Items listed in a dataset
-- start --
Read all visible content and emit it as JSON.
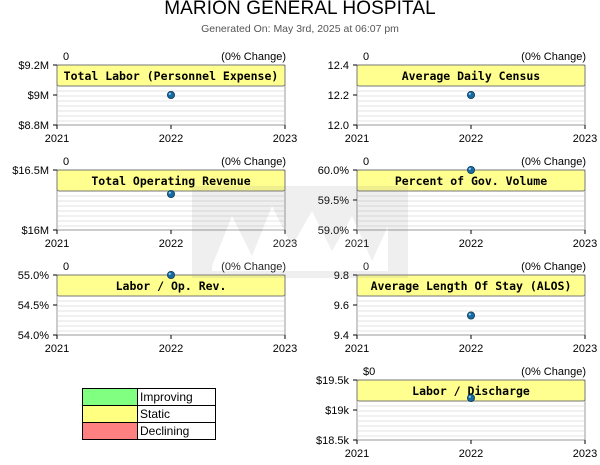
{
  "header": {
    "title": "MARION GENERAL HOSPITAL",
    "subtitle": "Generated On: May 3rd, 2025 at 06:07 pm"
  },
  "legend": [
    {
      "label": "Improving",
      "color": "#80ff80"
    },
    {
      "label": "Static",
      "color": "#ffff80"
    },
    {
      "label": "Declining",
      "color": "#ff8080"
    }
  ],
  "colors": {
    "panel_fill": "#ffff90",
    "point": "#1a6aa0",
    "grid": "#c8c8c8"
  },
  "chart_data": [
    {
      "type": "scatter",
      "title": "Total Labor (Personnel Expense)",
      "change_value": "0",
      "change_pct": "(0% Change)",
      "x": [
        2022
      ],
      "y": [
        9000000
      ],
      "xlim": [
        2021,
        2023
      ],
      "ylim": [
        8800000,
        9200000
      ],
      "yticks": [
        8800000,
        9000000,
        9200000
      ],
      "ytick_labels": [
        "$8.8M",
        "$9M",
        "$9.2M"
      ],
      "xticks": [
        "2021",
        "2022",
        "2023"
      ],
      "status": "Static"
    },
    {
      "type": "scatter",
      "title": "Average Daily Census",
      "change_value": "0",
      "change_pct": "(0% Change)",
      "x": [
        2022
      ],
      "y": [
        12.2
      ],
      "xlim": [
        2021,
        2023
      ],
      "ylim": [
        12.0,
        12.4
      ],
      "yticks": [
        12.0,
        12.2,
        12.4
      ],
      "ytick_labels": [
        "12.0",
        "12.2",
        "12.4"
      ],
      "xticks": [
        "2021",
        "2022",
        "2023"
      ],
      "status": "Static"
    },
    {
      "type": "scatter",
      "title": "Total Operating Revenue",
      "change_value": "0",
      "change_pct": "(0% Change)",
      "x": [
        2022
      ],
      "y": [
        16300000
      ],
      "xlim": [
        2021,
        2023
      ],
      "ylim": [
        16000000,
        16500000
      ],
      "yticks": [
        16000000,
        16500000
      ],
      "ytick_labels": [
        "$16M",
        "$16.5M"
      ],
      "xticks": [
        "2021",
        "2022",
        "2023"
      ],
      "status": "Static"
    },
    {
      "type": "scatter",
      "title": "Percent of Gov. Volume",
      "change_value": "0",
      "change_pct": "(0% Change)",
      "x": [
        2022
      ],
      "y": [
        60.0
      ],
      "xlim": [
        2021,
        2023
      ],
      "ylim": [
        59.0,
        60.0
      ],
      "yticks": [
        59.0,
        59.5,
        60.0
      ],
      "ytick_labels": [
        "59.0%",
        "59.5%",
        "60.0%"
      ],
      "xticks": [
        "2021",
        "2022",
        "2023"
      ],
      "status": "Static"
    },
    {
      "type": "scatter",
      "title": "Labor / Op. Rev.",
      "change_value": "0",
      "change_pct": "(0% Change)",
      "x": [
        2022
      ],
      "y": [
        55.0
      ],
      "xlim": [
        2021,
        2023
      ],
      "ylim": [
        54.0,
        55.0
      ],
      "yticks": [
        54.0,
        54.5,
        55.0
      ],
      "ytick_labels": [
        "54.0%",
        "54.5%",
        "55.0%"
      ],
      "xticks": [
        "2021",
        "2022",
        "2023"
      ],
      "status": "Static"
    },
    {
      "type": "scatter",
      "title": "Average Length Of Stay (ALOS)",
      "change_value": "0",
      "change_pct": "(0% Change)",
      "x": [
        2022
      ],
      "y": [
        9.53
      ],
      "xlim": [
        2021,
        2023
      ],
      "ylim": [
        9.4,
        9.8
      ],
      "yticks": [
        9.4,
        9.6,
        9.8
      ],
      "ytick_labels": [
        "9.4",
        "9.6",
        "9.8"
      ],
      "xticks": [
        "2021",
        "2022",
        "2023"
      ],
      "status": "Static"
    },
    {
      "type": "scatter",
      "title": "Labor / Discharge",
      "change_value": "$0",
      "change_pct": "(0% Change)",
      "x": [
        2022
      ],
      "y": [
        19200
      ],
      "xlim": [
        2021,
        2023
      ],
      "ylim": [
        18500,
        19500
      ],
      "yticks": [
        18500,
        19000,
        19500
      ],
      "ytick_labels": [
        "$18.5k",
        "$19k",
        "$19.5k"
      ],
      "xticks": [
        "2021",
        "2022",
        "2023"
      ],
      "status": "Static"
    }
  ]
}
-- end --
Restate each entry word for word, please, but drop any images it holds.

Read all visible content and emit it as JSON.
{
  "header": {
    "title": "MARION GENERAL HOSPITAL",
    "subtitle": "Generated On: May 3rd, 2025 at 06:07 pm"
  },
  "legend": [
    {
      "label": "Improving",
      "color": "#80ff80"
    },
    {
      "label": "Static",
      "color": "#ffff80"
    },
    {
      "label": "Declining",
      "color": "#ff8080"
    }
  ],
  "colors": {
    "panel_fill": "#ffff90",
    "point": "#1a6aa0",
    "grid": "#c8c8c8"
  },
  "chart_data": [
    {
      "type": "scatter",
      "title": "Total Labor (Personnel Expense)",
      "change_value": "0",
      "change_pct": "(0% Change)",
      "x": [
        2022
      ],
      "y": [
        9000000
      ],
      "xlim": [
        2021,
        2023
      ],
      "ylim": [
        8800000,
        9200000
      ],
      "yticks": [
        8800000,
        9000000,
        9200000
      ],
      "ytick_labels": [
        "$8.8M",
        "$9M",
        "$9.2M"
      ],
      "xticks": [
        "2021",
        "2022",
        "2023"
      ],
      "status": "Static"
    },
    {
      "type": "scatter",
      "title": "Average Daily Census",
      "change_value": "0",
      "change_pct": "(0% Change)",
      "x": [
        2022
      ],
      "y": [
        12.2
      ],
      "xlim": [
        2021,
        2023
      ],
      "ylim": [
        12.0,
        12.4
      ],
      "yticks": [
        12.0,
        12.2,
        12.4
      ],
      "ytick_labels": [
        "12.0",
        "12.2",
        "12.4"
      ],
      "xticks": [
        "2021",
        "2022",
        "2023"
      ],
      "status": "Static"
    },
    {
      "type": "scatter",
      "title": "Total Operating Revenue",
      "change_value": "0",
      "change_pct": "(0% Change)",
      "x": [
        2022
      ],
      "y": [
        16300000
      ],
      "xlim": [
        2021,
        2023
      ],
      "ylim": [
        16000000,
        16500000
      ],
      "yticks": [
        16000000,
        16500000
      ],
      "ytick_labels": [
        "$16M",
        "$16.5M"
      ],
      "xticks": [
        "2021",
        "2022",
        "2023"
      ],
      "status": "Static"
    },
    {
      "type": "scatter",
      "title": "Percent of Gov. Volume",
      "change_value": "0",
      "change_pct": "(0% Change)",
      "x": [
        2022
      ],
      "y": [
        60.0
      ],
      "xlim": [
        2021,
        2023
      ],
      "ylim": [
        59.0,
        60.0
      ],
      "yticks": [
        59.0,
        59.5,
        60.0
      ],
      "ytick_labels": [
        "59.0%",
        "59.5%",
        "60.0%"
      ],
      "xticks": [
        "2021",
        "2022",
        "2023"
      ],
      "status": "Static"
    },
    {
      "type": "scatter",
      "title": "Labor / Op. Rev.",
      "change_value": "0",
      "change_pct": "(0% Change)",
      "x": [
        2022
      ],
      "y": [
        55.0
      ],
      "xlim": [
        2021,
        2023
      ],
      "ylim": [
        54.0,
        55.0
      ],
      "yticks": [
        54.0,
        54.5,
        55.0
      ],
      "ytick_labels": [
        "54.0%",
        "54.5%",
        "55.0%"
      ],
      "xticks": [
        "2021",
        "2022",
        "2023"
      ],
      "status": "Static"
    },
    {
      "type": "scatter",
      "title": "Average Length Of Stay (ALOS)",
      "change_value": "0",
      "change_pct": "(0% Change)",
      "x": [
        2022
      ],
      "y": [
        9.53
      ],
      "xlim": [
        2021,
        2023
      ],
      "ylim": [
        9.4,
        9.8
      ],
      "yticks": [
        9.4,
        9.6,
        9.8
      ],
      "ytick_labels": [
        "9.4",
        "9.6",
        "9.8"
      ],
      "xticks": [
        "2021",
        "2022",
        "2023"
      ],
      "status": "Static"
    },
    {
      "type": "scatter",
      "title": "Labor / Discharge",
      "change_value": "$0",
      "change_pct": "(0% Change)",
      "x": [
        2022
      ],
      "y": [
        19200
      ],
      "xlim": [
        2021,
        2023
      ],
      "ylim": [
        18500,
        19500
      ],
      "yticks": [
        18500,
        19000,
        19500
      ],
      "ytick_labels": [
        "$18.5k",
        "$19k",
        "$19.5k"
      ],
      "xticks": [
        "2021",
        "2022",
        "2023"
      ],
      "status": "Static"
    }
  ]
}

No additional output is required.